GOAL:
All lines below must be repeated exactly, with the pictures omitted.

Stored records
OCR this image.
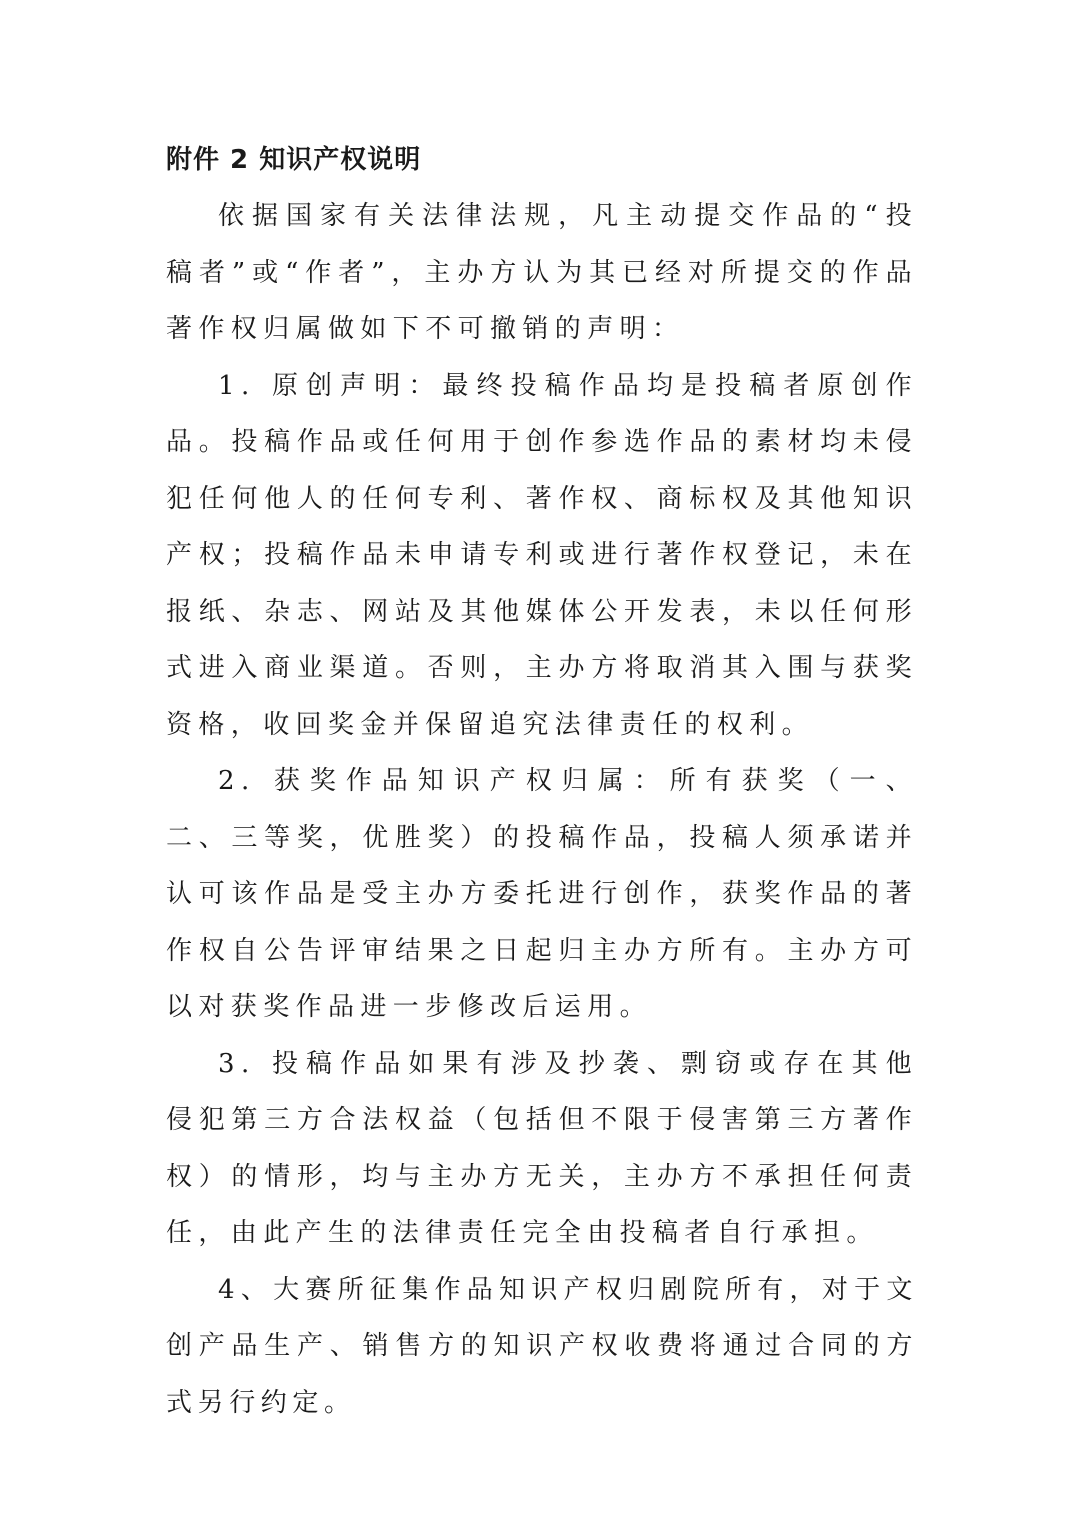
附件 2 知识产权说明

依据国家有关法律法规，凡主动提交作品的“投稿者”或“作者”，主办方认为其已经对所提交的作品著作权归属做如下不可撤销的声明：

1. 原创声明：最终投稿作品均是投稿者原创作品。投稿作品或任何用于创作参选作品的素材均未侵犯任何他人的任何专利、著作权、商标权及其他知识产权；投稿作品未申请专利或进行著作权登记，未在报纸、杂志、网站及其他媒体公开发表，未以任何形式进入商业渠道。否则，主办方将取消其入围与获奖资格，收回奖金并保留追究法律责任的权利。

2. 获奖作品知识产权归属：所有获奖（一、二、三等奖，优胜奖）的投稿作品，投稿人须承诺并认可该作品是受主办方委托进行创作，获奖作品的著作权自公告评审结果之日起归主办方所有。主办方可以对获奖作品进一步修改后运用。

3. 投稿作品如果有涉及抄袭、剽窃或存在其他侵犯第三方合法权益（包括但不限于侵害第三方著作权）的情形，均与主办方无关，主办方不承担任何责任，由此产生的法律责任完全由投稿者自行承担。

4、大赛所征集作品知识产权归剧院所有，对于文创产品生产、销售方的知识产权收费将通过合同的方式另行约定。
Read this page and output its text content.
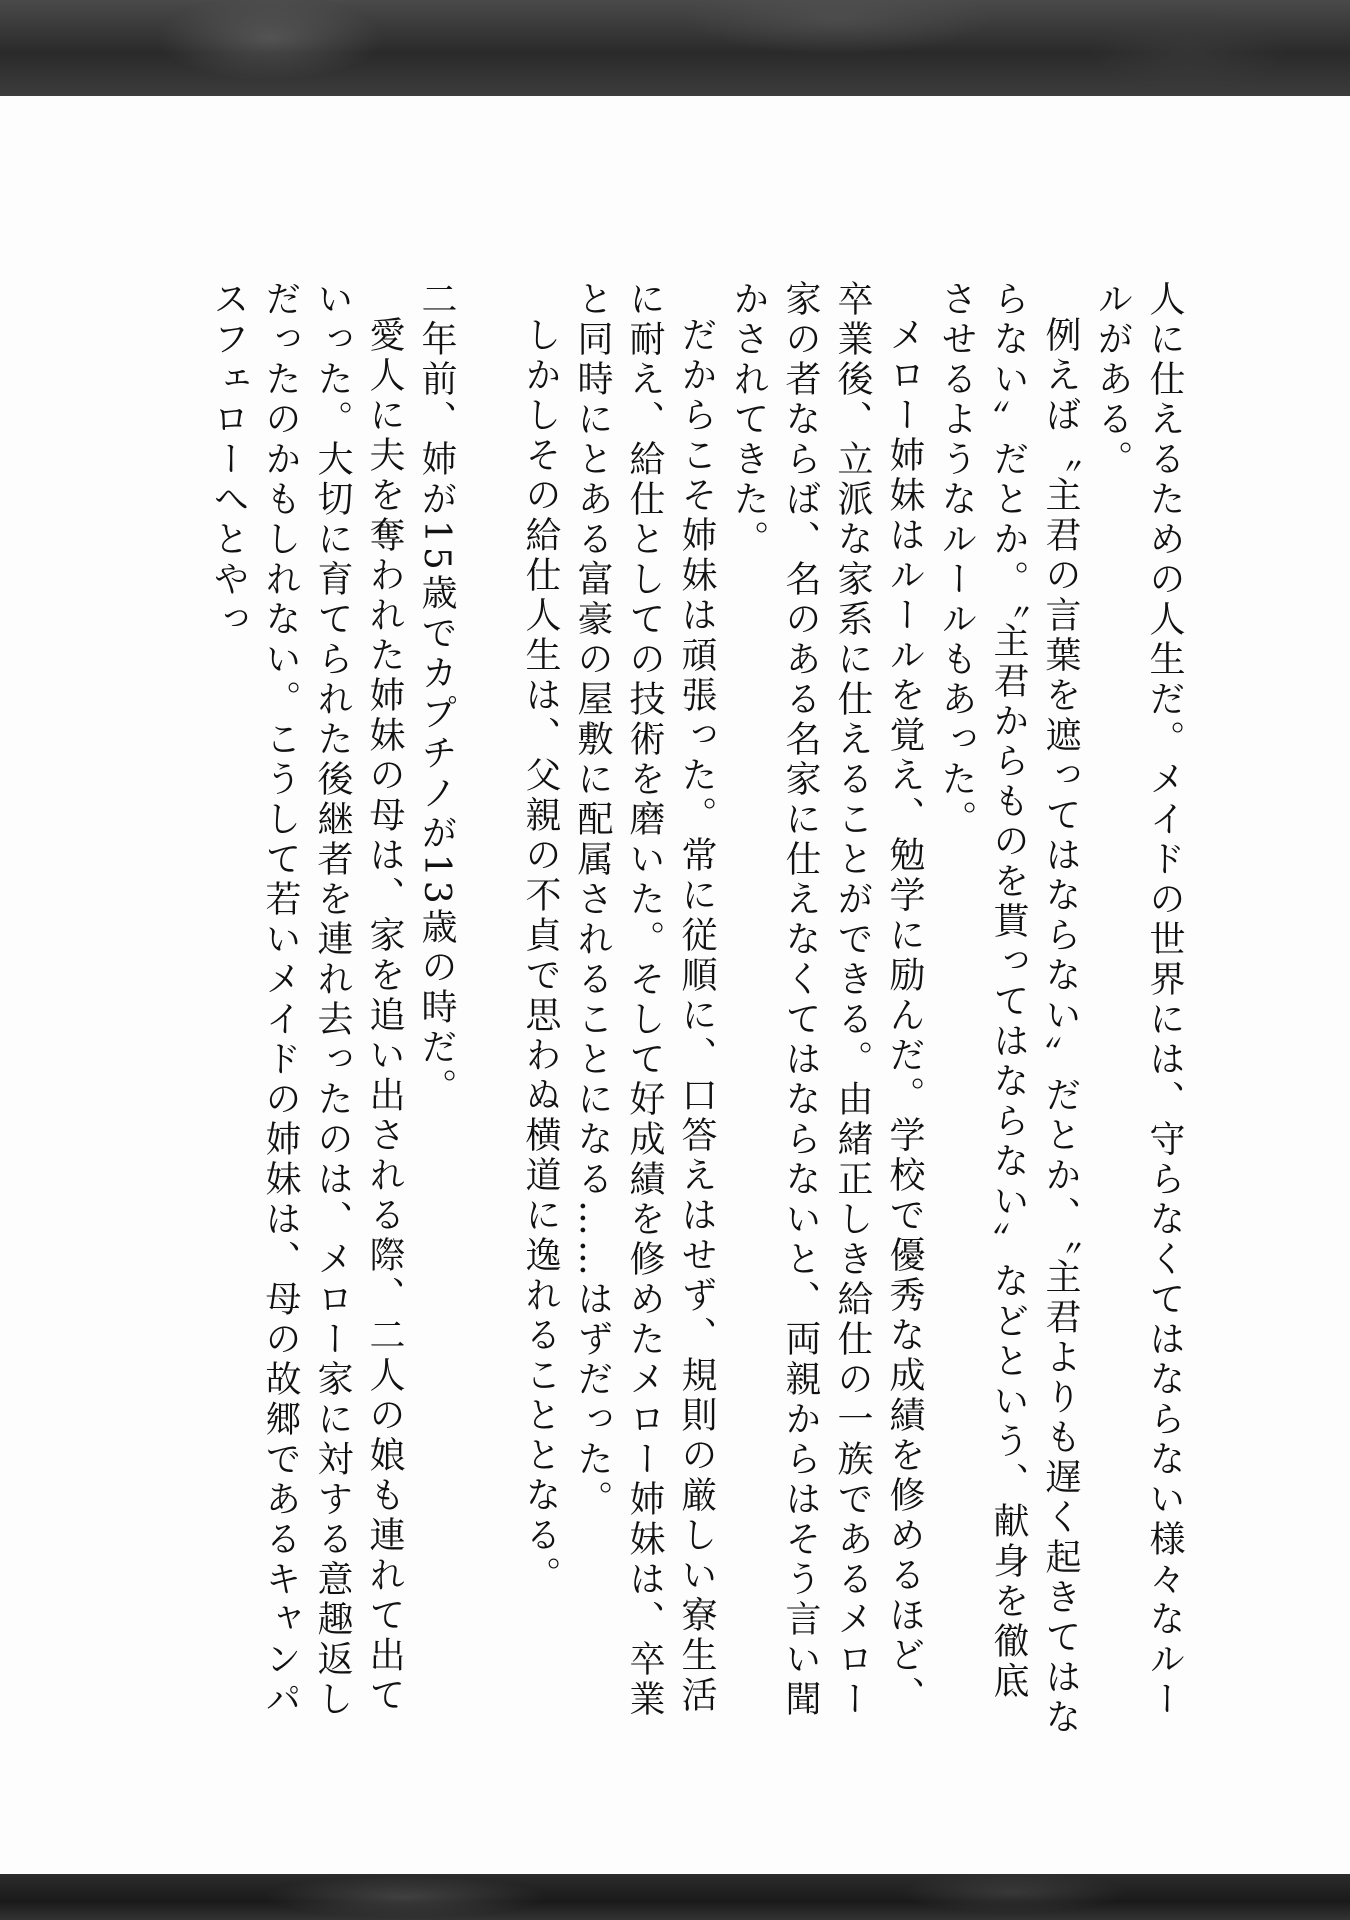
人に仕えるための人生だ。メイドの世界には、守らなくてはならない様々なルールがある。

例えば〝主君の言葉を遮ってはならない〟だとか、〝主君よりも遅く起きてはならない〟だとか。〝主君からものを貰ってはならない〟などという、献身を徹底させるようなルールもあった。

メロー姉妹はルールを覚え、勉学に励んだ。学校で優秀な成績を修めるほど、卒業後、立派な家系に仕えることができる。由緒正しき給仕の一族であるメロー家の者ならば、名のある名家に仕えなくてはならないと、両親からはそう言い聞かされてきた。

だからこそ姉妹は頑張った。常に従順に、口答えはせず、規則の厳しい寮生活に耐え、給仕としての技術を磨いた。そして好成績を修めたメロー姉妹は、卒業と同時にとある富豪の屋敷に配属されることになる……はずだった。

しかしその給仕人生は、父親の不貞で思わぬ横道に逸れることとなる。

二年前、姉が15歳でカプチノが13歳の時だ。

愛人に夫を奪われた姉妹の母は、家を追い出される際、二人の娘も連れて出ていった。大切に育てられた後継者を連れ去ったのは、メロー家に対する意趣返しだったのかもしれない。こうして若いメイドの姉妹は、母の故郷であるキャンパスフェローへとやっ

PROBLEM SOLUTION:
OCR this image.
附件 2 知识产权说明

依据国家有关法律法规，凡主动提交作品的“投稿者”或“作者”，主办方认为其已经对所提交的作品著作权归属做如下不可撤销的声明：

1. 原创声明：最终投稿作品均是投稿者原创作品。投稿作品或任何用于创作参选作品的素材均未侵犯任何他人的任何专利、著作权、商标权及其他知识产权；投稿作品未申请专利或进行著作权登记，未在报纸、杂志、网站及其他媒体公开发表，未以任何形式进入商业渠道。否则，主办方将取消其入围与获奖资格，收回奖金并保留追究法律责任的权利。

2. 获奖作品知识产权归属：所有获奖（一、二、三等奖，优胜奖）的投稿作品，投稿人须承诺并认可该作品是受主办方委托进行创作，获奖作品的著作权自公告评审结果之日起归主办方所有。主办方可以对获奖作品进一步修改后运用。

3. 投稿作品如果有涉及抄袭、剽窃或存在其他侵犯第三方合法权益（包括但不限于侵害第三方著作权）的情形，均与主办方无关，主办方不承担任何责任，由此产生的法律责任完全由投稿者自行承担。

4、大赛所征集作品知识产权归剧院所有，对于文创产品生产、销售方的知识产权收费将通过合同的方式另行约定。
Read this page and output its text content.
人に仕えるための人生だ。メイドの世界には、守らなくてはならない様々なルールがある。

例えば〝主君の言葉を遮ってはならない〟だとか、〝主君よりも遅く起きてはならない〟だとか。〝主君からものを貰ってはならない〟などという、献身を徹底させるようなルールもあった。

メロー姉妹はルールを覚え、勉学に励んだ。学校で優秀な成績を修めるほど、卒業後、立派な家系に仕えることができる。由緒正しき給仕の一族であるメロー家の者ならば、名のある名家に仕えなくてはならないと、両親からはそう言い聞かされてきた。

だからこそ姉妹は頑張った。常に従順に、口答えはせず、規則の厳しい寮生活に耐え、給仕としての技術を磨いた。そして好成績を修めたメロー姉妹は、卒業と同時にとある富豪の屋敷に配属されることになる……はずだった。

しかしその給仕人生は、父親の不貞で思わぬ横道に逸れることとなる。

二年前、姉が15歳でカプチノが13歳の時だ。

愛人に夫を奪われた姉妹の母は、家を追い出される際、二人の娘も連れて出ていった。大切に育てられた後継者を連れ去ったのは、メロー家に対する意趣返しだったのかもしれない。こうして若いメイドの姉妹は、母の故郷であるキャンパスフェローへとやっ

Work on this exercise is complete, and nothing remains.